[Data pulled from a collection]
######

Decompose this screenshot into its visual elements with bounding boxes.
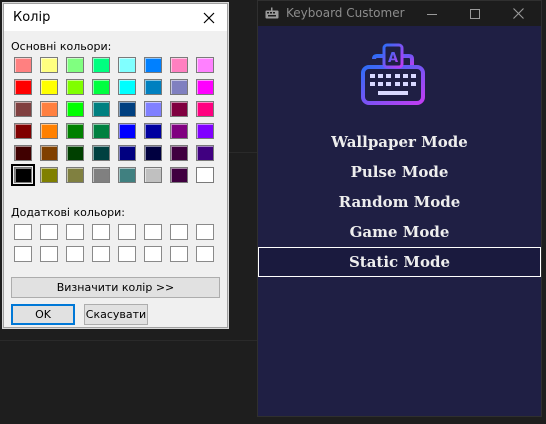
color-swatch[interactable] [170,145,188,161]
color-swatch[interactable] [144,145,162,161]
color-swatch[interactable] [170,57,188,73]
define-custom-color-button[interactable]: Визначити колір >> [11,277,220,298]
color-swatch[interactable] [144,123,162,139]
custom-color-slot[interactable] [144,224,162,240]
color-swatch[interactable] [66,145,84,161]
custom-color-slot[interactable] [144,246,162,262]
color-swatch[interactable] [40,145,58,161]
custom-color-slot[interactable] [66,224,84,240]
color-swatch[interactable] [118,101,136,117]
keyboard-logo-icon: A [361,43,425,105]
color-swatch[interactable] [196,57,214,73]
custom-color-slot[interactable] [40,246,58,262]
color-swatch[interactable] [170,123,188,139]
color-swatch[interactable] [144,57,162,73]
minimize-button[interactable] [410,1,454,26]
color-swatch[interactable] [14,123,32,139]
color-swatch[interactable] [11,164,35,186]
color-swatch[interactable] [40,123,58,139]
color-swatch[interactable] [14,145,32,161]
color-swatch[interactable] [40,79,58,95]
maximize-button[interactable] [453,1,497,26]
color-swatch[interactable] [196,101,214,117]
custom-color-slot[interactable] [92,224,110,240]
window-title: Keyboard Customer [286,6,405,20]
color-swatch[interactable] [40,57,58,73]
close-icon[interactable] [200,9,218,27]
color-swatch[interactable] [170,101,188,117]
color-dialog: Колір Основні кольори: Додаткові кольори… [3,3,228,328]
custom-color-slot[interactable] [14,224,32,240]
color-swatch[interactable] [118,123,136,139]
custom-color-slot[interactable] [92,246,110,262]
color-swatch[interactable] [92,123,110,139]
color-swatch[interactable] [40,167,58,183]
custom-color-slot[interactable] [170,246,188,262]
custom-color-slot[interactable] [14,246,32,262]
mode-pulse[interactable]: Pulse Mode [258,158,541,188]
title-bar[interactable]: Keyboard Customer [258,1,541,26]
color-swatch[interactable] [118,57,136,73]
keyboard-customer-window: Keyboard Customer A Wallpaper Mode Pulse… [257,0,542,417]
color-swatch[interactable] [14,101,32,117]
color-swatch[interactable] [144,101,162,117]
color-swatch[interactable] [92,79,110,95]
close-icon [512,8,524,19]
custom-color-slot[interactable] [118,246,136,262]
mode-game[interactable]: Game Mode [258,218,541,248]
background-divider [0,340,257,341]
color-swatch[interactable] [196,79,214,95]
color-swatch[interactable] [92,57,110,73]
color-swatch[interactable] [118,145,136,161]
custom-colors-label: Додаткові кольори: [11,206,125,219]
color-swatch[interactable] [118,79,136,95]
custom-color-slot[interactable] [40,224,58,240]
maximize-icon [470,8,480,19]
color-swatch[interactable] [144,167,162,183]
mode-static[interactable]: Static Mode [258,247,541,277]
dialog-title-bar[interactable]: Колір [4,4,227,31]
color-swatch[interactable] [92,167,110,183]
color-swatch[interactable] [92,101,110,117]
dialog-title: Колір [13,10,51,25]
color-swatch[interactable] [66,123,84,139]
color-swatch[interactable] [170,79,188,95]
ok-button[interactable]: OK [11,304,75,325]
color-swatch[interactable] [66,167,84,183]
svg-text:A: A [388,51,398,66]
color-swatch[interactable] [170,167,188,183]
color-swatch[interactable] [66,79,84,95]
custom-color-slot[interactable] [118,224,136,240]
minimize-icon [427,13,437,15]
color-swatch[interactable] [14,79,32,95]
cancel-button[interactable]: Скасувати [84,304,148,325]
mode-random[interactable]: Random Mode [258,188,541,218]
color-swatch[interactable] [14,57,32,73]
custom-color-slot[interactable] [170,224,188,240]
close-button[interactable] [496,1,540,26]
color-swatch[interactable] [40,101,58,117]
color-swatch[interactable] [66,57,84,73]
custom-color-slot[interactable] [196,224,214,240]
color-swatch[interactable] [92,145,110,161]
custom-color-slot[interactable] [66,246,84,262]
basic-colors-label: Основні кольори: [11,40,112,53]
color-swatch[interactable] [144,79,162,95]
background-divider [228,152,257,153]
custom-color-slot[interactable] [196,246,214,262]
color-swatch[interactable] [118,167,136,183]
mode-wallpaper[interactable]: Wallpaper Mode [258,128,541,158]
color-swatch[interactable] [196,167,214,183]
keyboard-icon [265,7,279,19]
color-swatch[interactable] [196,123,214,139]
color-swatch[interactable] [66,101,84,117]
color-swatch[interactable] [196,145,214,161]
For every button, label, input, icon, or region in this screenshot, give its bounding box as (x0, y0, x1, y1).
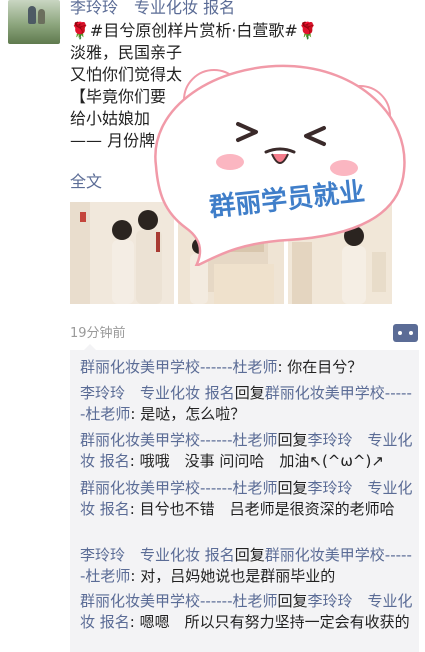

######

*What you need to do:* Write out all of the entries again with "color-swatch" swapped for "palette-swatch" and nothing else changed. Leave the pictures out.

*Task result:*
Decompose this screenshot into its visual elements with bounding boxes.
palette-swatch[interactable] [170,145,188,161]
palette-swatch[interactable] [144,145,162,161]
palette-swatch[interactable] [170,57,188,73]
define-custom-color-button[interactable]: Визначити колір >> [11,277,220,298]
palette-swatch[interactable] [144,123,162,139]
custom-color-slot[interactable] [144,224,162,240]
palette-swatch[interactable] [66,145,84,161]
custom-color-slot[interactable] [144,246,162,262]
palette-swatch[interactable] [40,145,58,161]
custom-color-slot[interactable] [66,224,84,240]
palette-swatch[interactable] [118,101,136,117]
keyboard-logo-icon: A [361,43,425,105]
palette-swatch[interactable] [196,57,214,73]
custom-color-slot[interactable] [40,246,58,262]
palette-swatch[interactable] [170,123,188,139]
palette-swatch[interactable] [144,57,162,73]
minimize-button[interactable] [410,1,454,26]
palette-swatch[interactable] [14,123,32,139]
palette-swatch[interactable] [11,164,35,186]
palette-swatch[interactable] [40,123,58,139]
palette-swatch[interactable] [14,145,32,161]
palette-swatch[interactable] [40,79,58,95]
maximize-button[interactable] [453,1,497,26]
palette-swatch[interactable] [196,101,214,117]
custom-color-slot[interactable] [92,224,110,240]
window-title: Keyboard Customer [286,6,405,20]
palette-swatch[interactable] [40,57,58,73]
close-icon[interactable] [200,9,218,27]
palette-swatch[interactable] [170,101,188,117]
color-dialog: Колір Основні кольори: Додаткові кольори… [3,3,228,328]
custom-color-slot[interactable] [14,224,32,240]
palette-swatch[interactable] [118,123,136,139]
custom-color-slot[interactable] [92,246,110,262]
palette-swatch[interactable] [92,123,110,139]
palette-swatch[interactable] [40,167,58,183]
custom-color-slot[interactable] [170,246,188,262]
custom-color-slot[interactable] [14,246,32,262]
mode-pulse[interactable]: Pulse Mode [258,158,541,188]
title-bar[interactable]: Keyboard Customer [258,1,541,26]
palette-swatch[interactable] [118,57,136,73]
keyboard-customer-window: Keyboard Customer A Wallpaper Mode Pulse… [257,0,542,417]
palette-swatch[interactable] [14,101,32,117]
palette-swatch[interactable] [144,101,162,117]
palette-swatch[interactable] [92,79,110,95]
close-icon [512,8,524,19]
custom-color-slot[interactable] [118,246,136,262]
mode-game[interactable]: Game Mode [258,218,541,248]
background-divider [0,340,257,341]
palette-swatch[interactable] [196,79,214,95]
palette-swatch[interactable] [92,57,110,73]
palette-swatch[interactable] [118,145,136,161]
custom-colors-label: Додаткові кольори: [11,206,125,219]
palette-swatch[interactable] [118,79,136,95]
custom-color-slot[interactable] [40,224,58,240]
maximize-icon [470,8,480,19]
palette-swatch[interactable] [144,167,162,183]
mode-static[interactable]: Static Mode [258,247,541,277]
dialog-title-bar[interactable]: Колір [4,4,227,31]
palette-swatch[interactable] [92,167,110,183]
palette-swatch[interactable] [92,101,110,117]
dialog-title: Колір [13,10,51,25]
palette-swatch[interactable] [66,123,84,139]
palette-swatch[interactable] [170,79,188,95]
ok-button[interactable]: OK [11,304,75,325]
palette-swatch[interactable] [66,167,84,183]
svg-text:A: A [388,51,398,66]
palette-swatch[interactable] [170,167,188,183]
palette-swatch[interactable] [66,79,84,95]
custom-color-slot[interactable] [118,224,136,240]
minimize-icon [427,13,437,15]
palette-swatch[interactable] [14,79,32,95]
cancel-button[interactable]: Скасувати [84,304,148,325]
mode-random[interactable]: Random Mode [258,188,541,218]
palette-swatch[interactable] [14,57,32,73]
custom-color-slot[interactable] [170,224,188,240]
close-button[interactable] [496,1,540,26]
palette-swatch[interactable] [40,101,58,117]
palette-swatch[interactable] [66,57,84,73]
custom-color-slot[interactable] [196,224,214,240]
palette-swatch[interactable] [92,145,110,161]
custom-color-slot[interactable] [66,246,84,262]
basic-colors-label: Основні кольори: [11,40,112,53]
palette-swatch[interactable] [144,79,162,95]
background-divider [228,152,257,153]
custom-color-slot[interactable] [196,246,214,262]
palette-swatch[interactable] [118,167,136,183]
mode-wallpaper[interactable]: Wallpaper Mode [258,128,541,158]
palette-swatch[interactable] [196,167,214,183]
keyboard-icon [265,7,279,19]
palette-swatch[interactable] [196,123,214,139]
palette-swatch[interactable] [66,101,84,117]
palette-swatch[interactable] [196,145,214,161]
For every button, label, input, icon, or region in this screenshot, give its bounding box as (x0, y0, x1, y1).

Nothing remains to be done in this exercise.